• Your objective: Which lines hold the word "screen"? Copy each of them.

• Provided data:
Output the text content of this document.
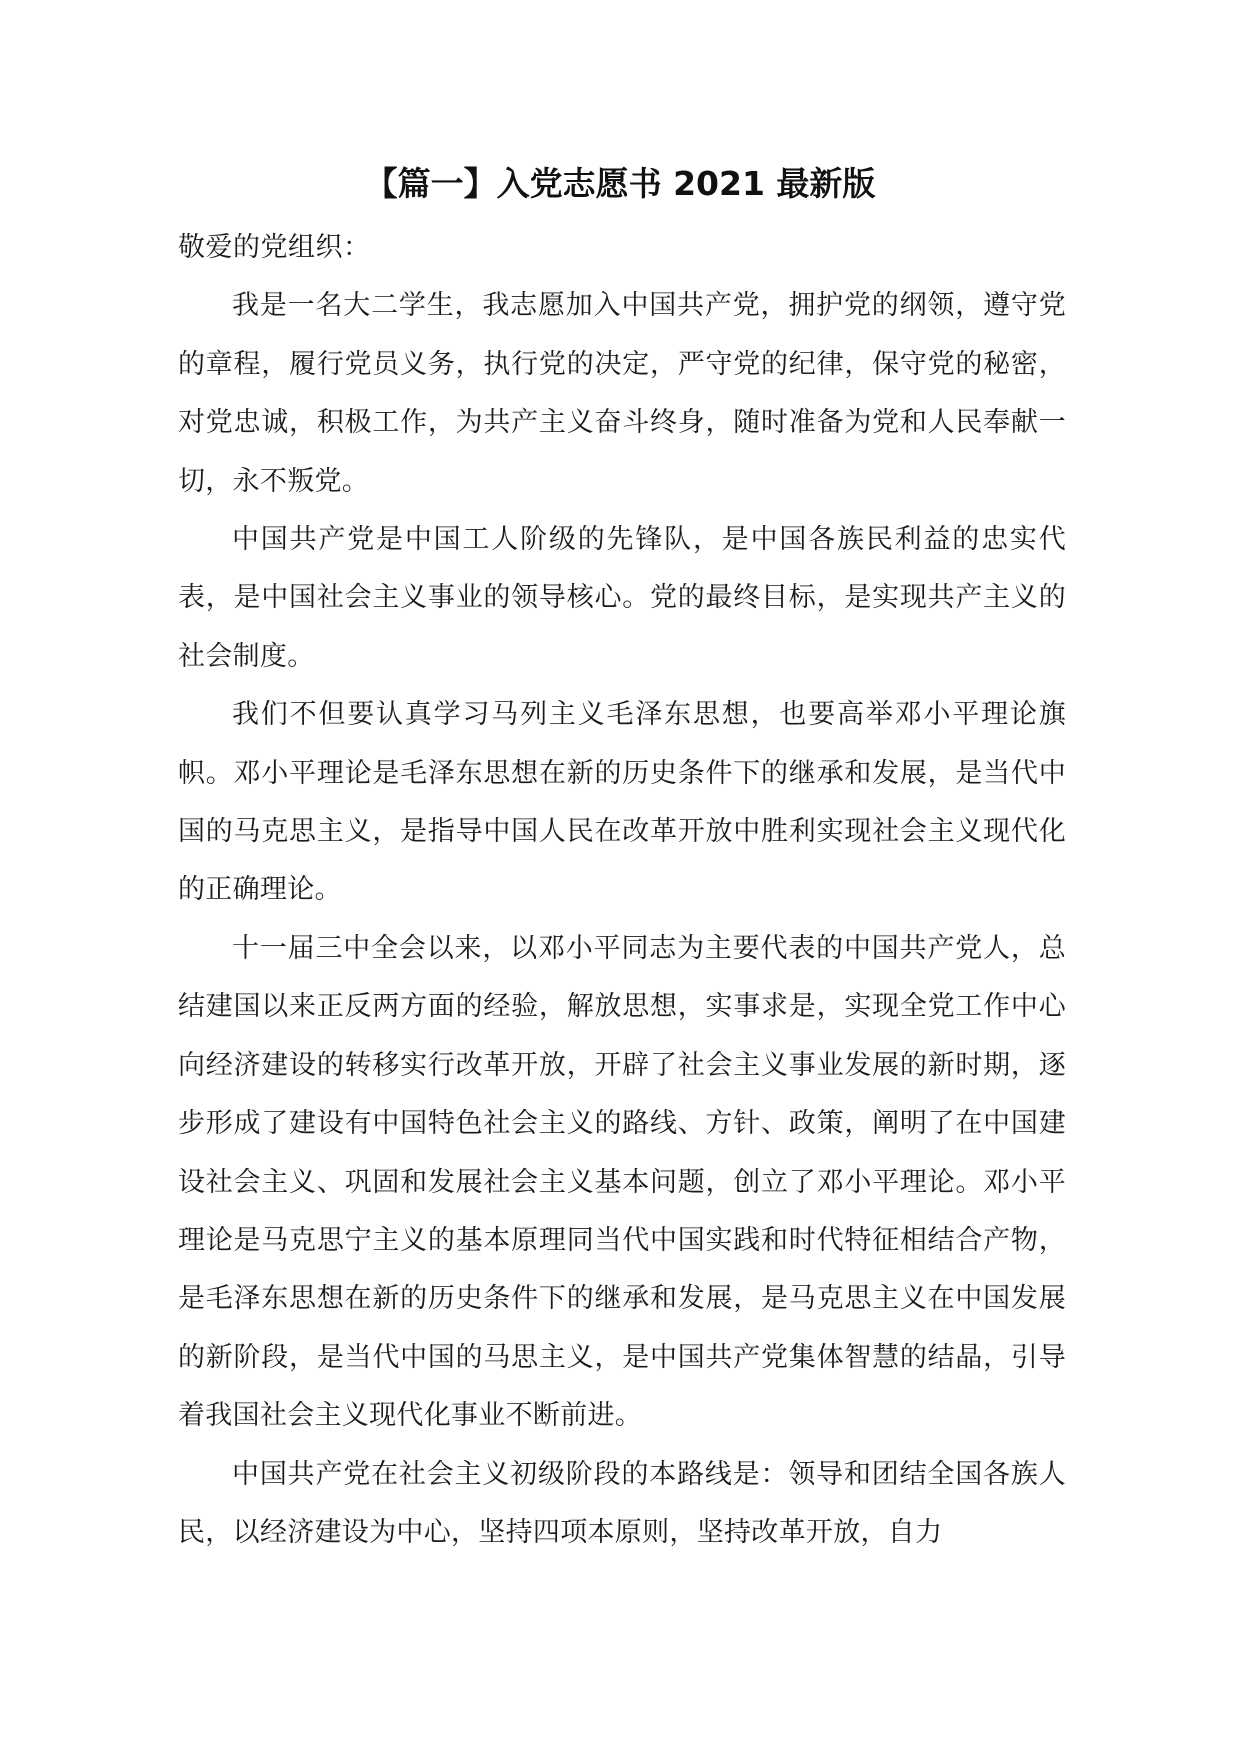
【篇一】入党志愿书 2021 最新版

敬爱的党组织：

我是一名大二学生，我志愿加入中国共产党，拥护党的纲领，遵守党的章程，履行党员义务，执行党的决定，严守党的纪律，保守党的秘密，对党忠诚，积极工作，为共产主义奋斗终身，随时准备为党和人民奉献一切，永不叛党。

中国共产党是中国工人阶级的先锋队，是中国各族民利益的忠实代表，是中国社会主义事业的领导核心。党的最终目标，是实现共产主义的社会制度。

我们不但要认真学习马列主义毛泽东思想，也要高举邓小平理论旗帜。邓小平理论是毛泽东思想在新的历史条件下的继承和发展，是当代中国的马克思主义，是指导中国人民在改革开放中胜利实现社会主义现代化的正确理论。

十一届三中全会以来，以邓小平同志为主要代表的中国共产党人，总结建国以来正反两方面的经验，解放思想，实事求是，实现全党工作中心向经济建设的转移实行改革开放，开辟了社会主义事业发展的新时期，逐步形成了建设有中国特色社会主义的路线、方针、政策，阐明了在中国建设社会主义、巩固和发展社会主义基本问题，创立了邓小平理论。邓小平理论是马克思宁主义的基本原理同当代中国实践和时代特征相结合产物，是毛泽东思想在新的历史条件下的继承和发展，是马克思主义在中国发展的新阶段，是当代中国的马思主义，是中国共产党集体智慧的结晶，引导着我国社会主义现代化事业不断前进。

中国共产党在社会主义初级阶段的本路线是：领导和团结全国各族人民，以经济建设为中心，坚持四项本原则，坚持改革开放，自力
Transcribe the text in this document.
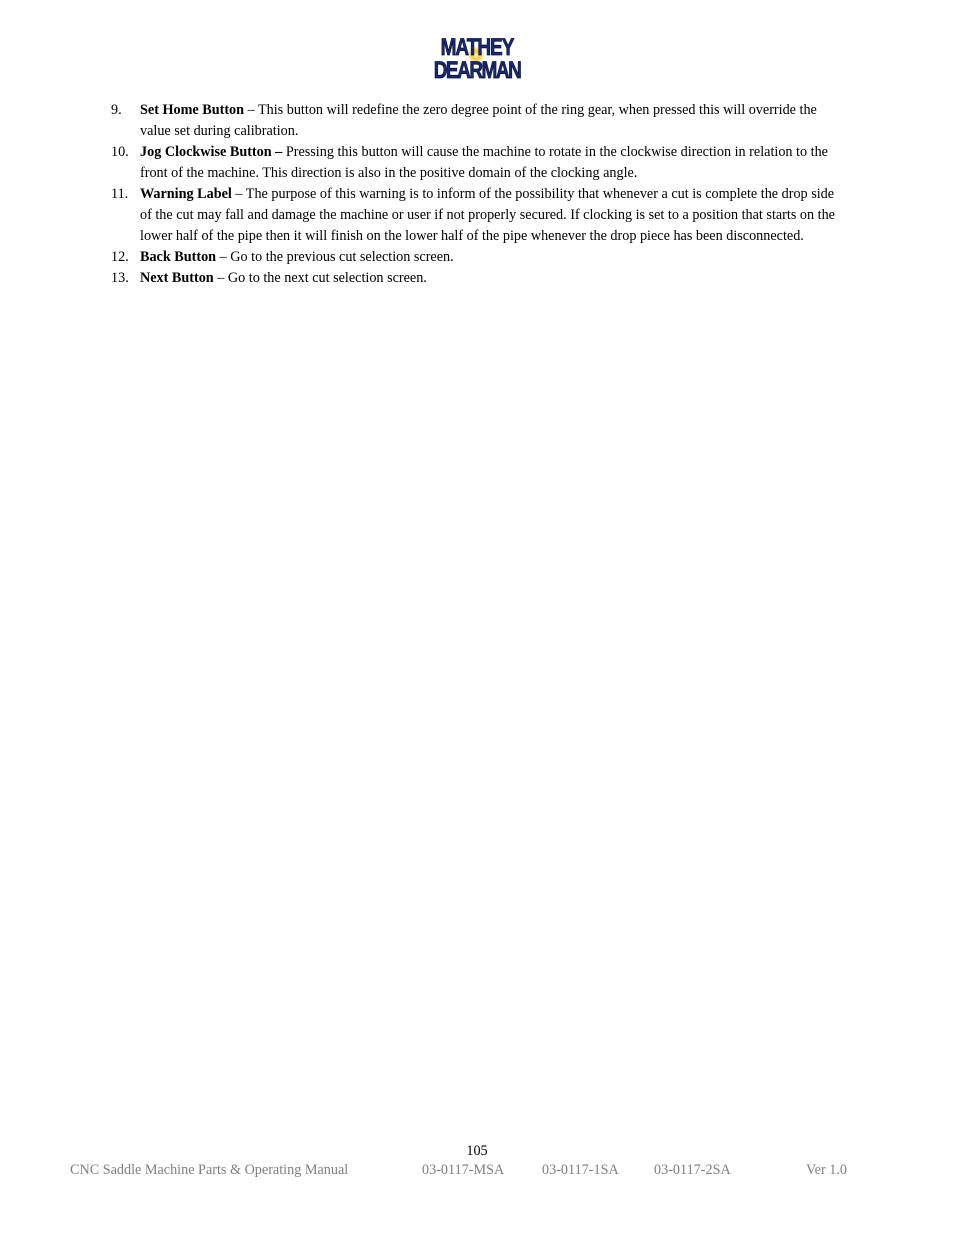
MATHEY
DEARMAN
9. Set Home Button – This button will redefine the zero degree point of the ring gear, when pressed this will override the value set during calibration.
10. Jog Clockwise Button – Pressing this button will cause the machine to rotate in the clockwise direction in relation to the front of the machine. This direction is also in the positive domain of the clocking angle.
11. Warning Label – The purpose of this warning is to inform of the possibility that whenever a cut is complete the drop side of the cut may fall and damage the machine or user if not properly secured. If clocking is set to a position that starts on the lower half of the pipe then it will finish on the lower half of the pipe whenever the drop piece has been disconnected.
12. Back Button – Go to the previous cut selection screen.
13. Next Button – Go to the next cut selection screen.
105
CNC Saddle Machine Parts & Operating Manual	03-0117-MSA	03-0117-1SA 03-0117-2SA	Ver 1.0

• Exercise solution:
12. Back Button – Go to the previous cut selection screen.
13. Next Button – Go to the next cut selection screen.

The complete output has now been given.